Records shown ::
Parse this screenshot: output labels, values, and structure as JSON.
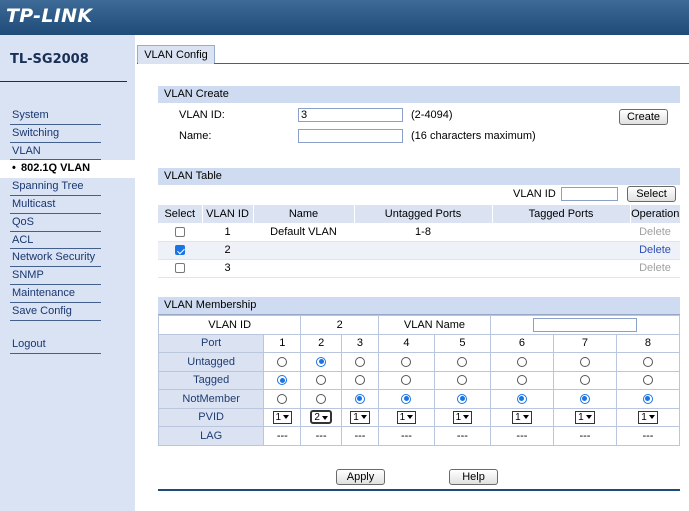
{
  "brand": {
    "logo": "TP-LINK",
    "model": "TL-SG2008"
  },
  "sidebar": {
    "items": [
      {
        "label": "System",
        "active": false
      },
      {
        "label": "Switching",
        "active": false
      },
      {
        "label": "VLAN",
        "active": false
      },
      {
        "label": "802.1Q VLAN",
        "active": true,
        "bullet": "•"
      },
      {
        "label": "Spanning Tree",
        "active": false
      },
      {
        "label": "Multicast",
        "active": false
      },
      {
        "label": "QoS",
        "active": false
      },
      {
        "label": "ACL",
        "active": false
      },
      {
        "label": "Network Security",
        "active": false
      },
      {
        "label": "SNMP",
        "active": false
      },
      {
        "label": "Maintenance",
        "active": false
      },
      {
        "label": "Save Config",
        "active": false
      }
    ],
    "logout": "Logout"
  },
  "tab": {
    "label": "VLAN Config"
  },
  "create": {
    "title": "VLAN Create",
    "vlan_id_label": "VLAN ID:",
    "vlan_id_value": "3",
    "vlan_id_hint": "(2-4094)",
    "name_label": "Name:",
    "name_value": "",
    "name_hint": "(16 characters maximum)",
    "create_button": "Create"
  },
  "vlan_table": {
    "title": "VLAN Table",
    "search_label": "VLAN ID",
    "search_value": "",
    "select_button": "Select",
    "columns": [
      "Select",
      "VLAN ID",
      "Name",
      "Untagged Ports",
      "Tagged Ports",
      "Operation"
    ],
    "rows": [
      {
        "checked": false,
        "vlan_id": "1",
        "name": "Default VLAN",
        "untagged": "1-8",
        "tagged": "",
        "operation": "Delete",
        "op_active": false
      },
      {
        "checked": true,
        "vlan_id": "2",
        "name": "",
        "untagged": "",
        "tagged": "",
        "operation": "Delete",
        "op_active": true
      },
      {
        "checked": false,
        "vlan_id": "3",
        "name": "",
        "untagged": "",
        "tagged": "",
        "operation": "Delete",
        "op_active": false
      }
    ]
  },
  "membership": {
    "title": "VLAN Membership",
    "vlan_id_label": "VLAN ID",
    "vlan_id_value": "2",
    "vlan_name_label": "VLAN Name",
    "vlan_name_value": "",
    "port_label": "Port",
    "ports": [
      "1",
      "2",
      "3",
      "4",
      "5",
      "6",
      "7",
      "8"
    ],
    "row_labels": {
      "untagged": "Untagged",
      "tagged": "Tagged",
      "notmember": "NotMember",
      "pvid": "PVID",
      "lag": "LAG"
    },
    "selection": [
      "tagged",
      "untagged",
      "notmember",
      "notmember",
      "notmember",
      "notmember",
      "notmember",
      "notmember"
    ],
    "pvid": [
      "1",
      "2",
      "1",
      "1",
      "1",
      "1",
      "1",
      "1"
    ],
    "lag": [
      "---",
      "---",
      "---",
      "---",
      "---",
      "---",
      "---",
      "---"
    ]
  },
  "footer": {
    "apply_button": "Apply",
    "help_button": "Help"
  },
  "colors": {
    "header": "#1f4b78",
    "sidebar_bg": "#d9e3f4",
    "panel_head": "#cfdbf0",
    "accent": "#1b74e4"
  }
}
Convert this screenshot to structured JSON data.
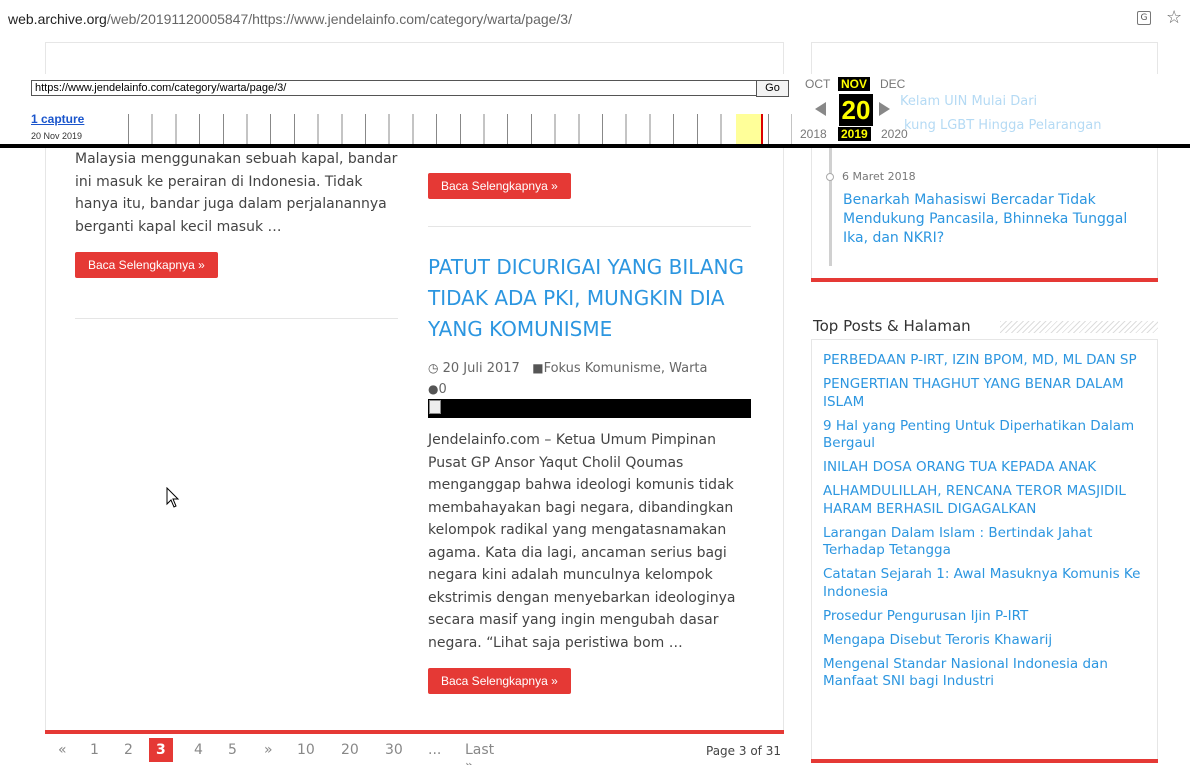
{
  "browser": {
    "url_host": "web.archive.org",
    "url_path": "/web/20191120005847/https://www.jendelainfo.com/category/warta/page/3/",
    "translate_icon": "translate-icon",
    "bookmark_icon": "star-icon"
  },
  "wayback": {
    "url_value": "https://www.jendelainfo.com/category/warta/page/3/",
    "go_label": "Go",
    "captures": "1 capture",
    "capture_date": "20 Nov 2019",
    "months": {
      "prev": "OCT",
      "current": "NOV",
      "next": "DEC"
    },
    "day": "20",
    "years": {
      "prev": "2018",
      "current": "2019",
      "next": "2020"
    },
    "behind_text_1": "Kelam UIN Mulai Dari",
    "behind_text_2": "kung LGBT Hingga Pelarangan"
  },
  "left_article": {
    "excerpt": "Malaysia menggunakan sebuah kapal, bandar ini masuk ke perairan di Indonesia. Tidak hanya itu, bandar juga dalam perjalanannya berganti kapal kecil masuk …",
    "read_more": "Baca Selengkapnya »"
  },
  "mid_article_prev": {
    "read_more": "Baca Selengkapnya »"
  },
  "mid_article": {
    "title": "PATUT DICURIGAI YANG BILANG TIDAK ADA PKI, MUNGKIN DIA YANG KOMUNISME",
    "date": "20 Juli 2017",
    "categories": "Fokus Komunisme, Warta",
    "comments": "0",
    "excerpt": "Jendelainfo.com – Ketua Umum Pimpinan Pusat GP Ansor Yaqut Cholil Qoumas menganggap bahwa ideologi komunis tidak membahayakan bagi negara, dibandingkan kelompok radikal yang mengatasnamakan agama. Kata dia lagi, ancaman serius bagi negara kini adalah munculnya kelompok ekstrimis dengan menyebarkan ideologinya secara masif yang ingin mengubah dasar negara. “Lihat saja peristiwa bom …",
    "read_more": "Baca Selengkapnya »"
  },
  "pagination": {
    "first": "«",
    "pages": [
      "1",
      "2",
      "3",
      "4",
      "5"
    ],
    "next": "»",
    "jumps": [
      "10",
      "20",
      "30"
    ],
    "ellipsis": "...",
    "last": "Last »",
    "page_of": "Page 3 of 31"
  },
  "sidebar": {
    "timeline": {
      "date": "6 Maret 2018",
      "title": "Benarkah Mahasiswi Bercadar Tidak Mendukung Pancasila, Bhinneka Tunggal Ika, dan NKRI?"
    },
    "top_posts_title": "Top Posts & Halaman",
    "top_posts": [
      "PERBEDAAN P-IRT, IZIN BPOM, MD, ML DAN SP",
      "PENGERTIAN THAGHUT YANG BENAR DALAM ISLAM",
      "9 Hal yang Penting Untuk Diperhatikan Dalam Bergaul",
      "INILAH DOSA ORANG TUA KEPADA ANAK",
      "ALHAMDULILLAH, RENCANA TEROR MASJIDIL HARAM BERHASIL DIGAGALKAN",
      "Larangan Dalam Islam : Bertindak Jahat Terhadap Tetangga",
      "Catatan Sejarah 1: Awal Masuknya Komunis Ke Indonesia",
      "Prosedur Pengurusan Ijin P-IRT",
      "Mengapa Disebut Teroris Khawarij",
      "Mengenal Standar Nasional Indonesia dan Manfaat SNI bagi Industri"
    ]
  },
  "colors": {
    "accent_red": "#e53935",
    "link_blue": "#2c96e0"
  }
}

Your task :: Quote the material in full and exactly; do not carry over its pictures.

Task answer ::
Parse this screenshot: output labels, values, and structure as JSON.
{
  "brand": {
    "logo": "TP-LINK",
    "model": "TL-SG2008"
  },
  "sidebar": {
    "items": [
      {
        "label": "System",
        "active": false
      },
      {
        "label": "Switching",
        "active": false
      },
      {
        "label": "VLAN",
        "active": false
      },
      {
        "label": "802.1Q VLAN",
        "active": true,
        "bullet": "•"
      },
      {
        "label": "Spanning Tree",
        "active": false
      },
      {
        "label": "Multicast",
        "active": false
      },
      {
        "label": "QoS",
        "active": false
      },
      {
        "label": "ACL",
        "active": false
      },
      {
        "label": "Network Security",
        "active": false
      },
      {
        "label": "SNMP",
        "active": false
      },
      {
        "label": "Maintenance",
        "active": false
      },
      {
        "label": "Save Config",
        "active": false
      }
    ],
    "logout": "Logout"
  },
  "tab": {
    "label": "VLAN Config"
  },
  "create": {
    "title": "VLAN Create",
    "vlan_id_label": "VLAN ID:",
    "vlan_id_value": "3",
    "vlan_id_hint": "(2-4094)",
    "name_label": "Name:",
    "name_value": "",
    "name_hint": "(16 characters maximum)",
    "create_button": "Create"
  },
  "vlan_table": {
    "title": "VLAN Table",
    "search_label": "VLAN ID",
    "search_value": "",
    "select_button": "Select",
    "columns": [
      "Select",
      "VLAN ID",
      "Name",
      "Untagged Ports",
      "Tagged Ports",
      "Operation"
    ],
    "rows": [
      {
        "checked": false,
        "vlan_id": "1",
        "name": "Default VLAN",
        "untagged": "1-8",
        "tagged": "",
        "operation": "Delete",
        "op_active": false
      },
      {
        "checked": true,
        "vlan_id": "2",
        "name": "",
        "untagged": "",
        "tagged": "",
        "operation": "Delete",
        "op_active": true
      },
      {
        "checked": false,
        "vlan_id": "3",
        "name": "",
        "untagged": "",
        "tagged": "",
        "operation": "Delete",
        "op_active": false
      }
    ]
  },
  "membership": {
    "title": "VLAN Membership",
    "vlan_id_label": "VLAN ID",
    "vlan_id_value": "2",
    "vlan_name_label": "VLAN Name",
    "vlan_name_value": "",
    "port_label": "Port",
    "ports": [
      "1",
      "2",
      "3",
      "4",
      "5",
      "6",
      "7",
      "8"
    ],
    "row_labels": {
      "untagged": "Untagged",
      "tagged": "Tagged",
      "notmember": "NotMember",
      "pvid": "PVID",
      "lag": "LAG"
    },
    "selection": [
      "tagged",
      "untagged",
      "notmember",
      "notmember",
      "notmember",
      "notmember",
      "notmember",
      "notmember"
    ],
    "pvid": [
      "1",
      "2",
      "1",
      "1",
      "1",
      "1",
      "1",
      "1"
    ],
    "lag": [
      "---",
      "---",
      "---",
      "---",
      "---",
      "---",
      "---",
      "---"
    ]
  },
  "footer": {
    "apply_button": "Apply",
    "help_button": "Help"
  },
  "colors": {
    "header": "#1f4b78",
    "sidebar_bg": "#d9e3f4",
    "panel_head": "#cfdbf0",
    "accent": "#1b74e4"
  }
}
Convert this screenshot to structured JSON data.
{
  "browser": {
    "url_host": "web.archive.org",
    "url_path": "/web/20191120005847/https://www.jendelainfo.com/category/warta/page/3/",
    "translate_icon": "translate-icon",
    "bookmark_icon": "star-icon"
  },
  "wayback": {
    "url_value": "https://www.jendelainfo.com/category/warta/page/3/",
    "go_label": "Go",
    "captures": "1 capture",
    "capture_date": "20 Nov 2019",
    "months": {
      "prev": "OCT",
      "current": "NOV",
      "next": "DEC"
    },
    "day": "20",
    "years": {
      "prev": "2018",
      "current": "2019",
      "next": "2020"
    },
    "behind_text_1": "Kelam UIN Mulai Dari",
    "behind_text_2": "kung LGBT Hingga Pelarangan"
  },
  "left_article": {
    "excerpt": "Malaysia menggunakan sebuah kapal, bandar ini masuk ke perairan di Indonesia. Tidak hanya itu, bandar juga dalam perjalanannya berganti kapal kecil masuk …",
    "read_more": "Baca Selengkapnya »"
  },
  "mid_article_prev": {
    "read_more": "Baca Selengkapnya »"
  },
  "mid_article": {
    "title": "PATUT DICURIGAI YANG BILANG TIDAK ADA PKI, MUNGKIN DIA YANG KOMUNISME",
    "date": "20 Juli 2017",
    "categories": "Fokus Komunisme, Warta",
    "comments": "0",
    "excerpt": "Jendelainfo.com – Ketua Umum Pimpinan Pusat GP Ansor Yaqut Cholil Qoumas menganggap bahwa ideologi komunis tidak membahayakan bagi negara, dibandingkan kelompok radikal yang mengatasnamakan agama. Kata dia lagi, ancaman serius bagi negara kini adalah munculnya kelompok ekstrimis dengan menyebarkan ideologinya secara masif yang ingin mengubah dasar negara. “Lihat saja peristiwa bom …",
    "read_more": "Baca Selengkapnya »"
  },
  "pagination": {
    "first": "«",
    "pages": [
      "1",
      "2",
      "3",
      "4",
      "5"
    ],
    "next": "»",
    "jumps": [
      "10",
      "20",
      "30"
    ],
    "ellipsis": "...",
    "last": "Last »",
    "page_of": "Page 3 of 31"
  },
  "sidebar": {
    "timeline": {
      "date": "6 Maret 2018",
      "title": "Benarkah Mahasiswi Bercadar Tidak Mendukung Pancasila, Bhinneka Tunggal Ika, dan NKRI?"
    },
    "top_posts_title": "Top Posts & Halaman",
    "top_posts": [
      "PERBEDAAN P-IRT, IZIN BPOM, MD, ML DAN SP",
      "PENGERTIAN THAGHUT YANG BENAR DALAM ISLAM",
      "9 Hal yang Penting Untuk Diperhatikan Dalam Bergaul",
      "INILAH DOSA ORANG TUA KEPADA ANAK",
      "ALHAMDULILLAH, RENCANA TEROR MASJIDIL HARAM BERHASIL DIGAGALKAN",
      "Larangan Dalam Islam : Bertindak Jahat Terhadap Tetangga",
      "Catatan Sejarah 1: Awal Masuknya Komunis Ke Indonesia",
      "Prosedur Pengurusan Ijin P-IRT",
      "Mengapa Disebut Teroris Khawarij",
      "Mengenal Standar Nasional Indonesia dan Manfaat SNI bagi Industri"
    ]
  },
  "colors": {
    "accent_red": "#e53935",
    "link_blue": "#2c96e0"
  }
}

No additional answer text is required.